## TO BE DONE
Go through the listing and set it down exactly, leaving out its pictures.

(Rows from a figure dataset)
● ● ●
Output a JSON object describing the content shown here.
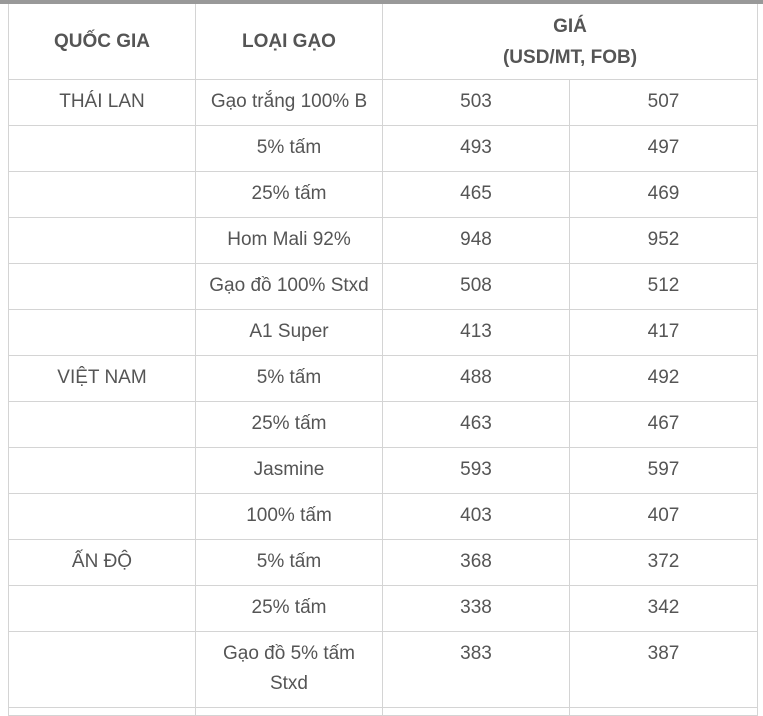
{
  "table": {
    "header": {
      "country": "QUỐC GIA",
      "type": "LOẠI  GẠO",
      "price": [
        "GIÁ",
        "(USD/MT, FOB)"
      ]
    },
    "rows": [
      [
        "THÁI LAN",
        "Gạo trắng 100% B",
        503,
        507
      ],
      [
        null,
        "5% tấm",
        493,
        497
      ],
      [
        null,
        "25% tấm",
        465,
        469
      ],
      [
        null,
        "Hom Mali 92%",
        948,
        952
      ],
      [
        null,
        "Gạo đồ 100% Stxd",
        508,
        512
      ],
      [
        null,
        "A1 Super",
        413,
        417
      ],
      [
        "VIỆT NAM",
        "5% tấm",
        488,
        492
      ],
      [
        null,
        "25% tấm",
        463,
        467
      ],
      [
        null,
        "Jasmine",
        593,
        597
      ],
      [
        null,
        "100% tấm",
        403,
        407
      ],
      [
        "ẤN ĐỘ",
        "5% tấm",
        368,
        372
      ],
      [
        null,
        "25% tấm",
        338,
        342
      ],
      [
        null,
        "Gạo đồ 5% tấm Stxd",
        383,
        387
      ]
    ]
  }
}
● ● ●
## ANSWER
Output a JSON object describing the content shown here.
{
  "table": {
    "header": {
      "country": "QUỐC GIA",
      "type": "LOẠI  GẠO",
      "price": [
        "GIÁ",
        "(USD/MT, FOB)"
      ]
    },
    "rows": [
      [
        "THÁI LAN",
        "Gạo trắng 100% B",
        503,
        507
      ],
      [
        null,
        "5% tấm",
        493,
        497
      ],
      [
        null,
        "25% tấm",
        465,
        469
      ],
      [
        null,
        "Hom Mali 92%",
        948,
        952
      ],
      [
        null,
        "Gạo đồ 100% Stxd",
        508,
        512
      ],
      [
        null,
        "A1 Super",
        413,
        417
      ],
      [
        "VIỆT NAM",
        "5% tấm",
        488,
        492
      ],
      [
        null,
        "25% tấm",
        463,
        467
      ],
      [
        null,
        "Jasmine",
        593,
        597
      ],
      [
        null,
        "100% tấm",
        403,
        407
      ],
      [
        "ẤN ĐỘ",
        "5% tấm",
        368,
        372
      ],
      [
        null,
        "25% tấm",
        338,
        342
      ],
      [
        null,
        "Gạo đồ 5% tấm Stxd",
        383,
        387
      ]
    ]
  }
}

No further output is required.